JOB: Reproduce the full listing that appears beneath this instruction exactly.

[Stored data entries]
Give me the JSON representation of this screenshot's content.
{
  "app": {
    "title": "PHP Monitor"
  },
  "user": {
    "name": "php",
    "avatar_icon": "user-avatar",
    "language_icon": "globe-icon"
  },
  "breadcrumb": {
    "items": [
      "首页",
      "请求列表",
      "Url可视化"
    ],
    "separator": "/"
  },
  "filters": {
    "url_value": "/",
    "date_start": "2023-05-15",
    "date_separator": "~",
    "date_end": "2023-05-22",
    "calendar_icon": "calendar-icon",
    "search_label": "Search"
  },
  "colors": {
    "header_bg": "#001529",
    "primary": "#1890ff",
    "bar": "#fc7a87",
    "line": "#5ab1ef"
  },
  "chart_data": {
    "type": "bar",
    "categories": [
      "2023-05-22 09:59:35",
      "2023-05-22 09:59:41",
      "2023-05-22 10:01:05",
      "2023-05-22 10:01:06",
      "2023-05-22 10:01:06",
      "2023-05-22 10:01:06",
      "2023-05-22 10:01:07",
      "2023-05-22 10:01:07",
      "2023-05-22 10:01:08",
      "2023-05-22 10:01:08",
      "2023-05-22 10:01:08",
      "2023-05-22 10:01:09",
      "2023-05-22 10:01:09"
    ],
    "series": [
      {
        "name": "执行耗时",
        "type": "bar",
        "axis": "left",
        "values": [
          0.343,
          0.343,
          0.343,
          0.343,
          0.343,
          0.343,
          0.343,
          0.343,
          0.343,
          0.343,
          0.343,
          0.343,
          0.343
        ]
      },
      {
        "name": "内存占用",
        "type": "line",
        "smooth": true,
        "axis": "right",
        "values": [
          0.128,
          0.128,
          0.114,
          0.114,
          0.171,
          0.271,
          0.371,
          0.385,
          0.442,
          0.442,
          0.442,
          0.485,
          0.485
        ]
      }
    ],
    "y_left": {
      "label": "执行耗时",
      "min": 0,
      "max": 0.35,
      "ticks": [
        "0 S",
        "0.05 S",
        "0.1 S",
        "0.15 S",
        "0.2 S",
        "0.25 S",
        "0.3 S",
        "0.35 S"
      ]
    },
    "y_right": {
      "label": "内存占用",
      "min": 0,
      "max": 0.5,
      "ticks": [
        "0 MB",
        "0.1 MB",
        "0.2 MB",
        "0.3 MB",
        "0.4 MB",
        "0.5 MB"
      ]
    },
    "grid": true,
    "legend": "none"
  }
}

ANSWER FOR THE TASK:
Give me the JSON representation of this screenshot's content.
{
  "app": {
    "title": "PHP Monitor"
  },
  "user": {
    "name": "php",
    "avatar_icon": "user-avatar",
    "language_icon": "globe-icon"
  },
  "breadcrumb": {
    "items": [
      "首页",
      "请求列表",
      "Url可视化"
    ],
    "separator": "/"
  },
  "filters": {
    "url_value": "/",
    "date_start": "2023-05-15",
    "date_separator": "~",
    "date_end": "2023-05-22",
    "calendar_icon": "calendar-icon",
    "search_label": "Search"
  },
  "colors": {
    "header_bg": "#001529",
    "primary": "#1890ff",
    "bar": "#fc7a87",
    "line": "#5ab1ef"
  },
  "chart_data": {
    "type": "bar",
    "categories": [
      "2023-05-22 09:59:35",
      "2023-05-22 09:59:41",
      "2023-05-22 10:01:05",
      "2023-05-22 10:01:06",
      "2023-05-22 10:01:06",
      "2023-05-22 10:01:06",
      "2023-05-22 10:01:07",
      "2023-05-22 10:01:07",
      "2023-05-22 10:01:08",
      "2023-05-22 10:01:08",
      "2023-05-22 10:01:08",
      "2023-05-22 10:01:09",
      "2023-05-22 10:01:09"
    ],
    "series": [
      {
        "name": "执行耗时",
        "type": "bar",
        "axis": "left",
        "values": [
          0.343,
          0.343,
          0.343,
          0.343,
          0.343,
          0.343,
          0.343,
          0.343,
          0.343,
          0.343,
          0.343,
          0.343,
          0.343
        ]
      },
      {
        "name": "内存占用",
        "type": "line",
        "smooth": true,
        "axis": "right",
        "values": [
          0.128,
          0.128,
          0.114,
          0.114,
          0.171,
          0.271,
          0.371,
          0.385,
          0.442,
          0.442,
          0.442,
          0.485,
          0.485
        ]
      }
    ],
    "y_left": {
      "label": "执行耗时",
      "min": 0,
      "max": 0.35,
      "ticks": [
        "0 S",
        "0.05 S",
        "0.1 S",
        "0.15 S",
        "0.2 S",
        "0.25 S",
        "0.3 S",
        "0.35 S"
      ]
    },
    "y_right": {
      "label": "内存占用",
      "min": 0,
      "max": 0.5,
      "ticks": [
        "0 MB",
        "0.1 MB",
        "0.2 MB",
        "0.3 MB",
        "0.4 MB",
        "0.5 MB"
      ]
    },
    "grid": true,
    "legend": "none"
  }
}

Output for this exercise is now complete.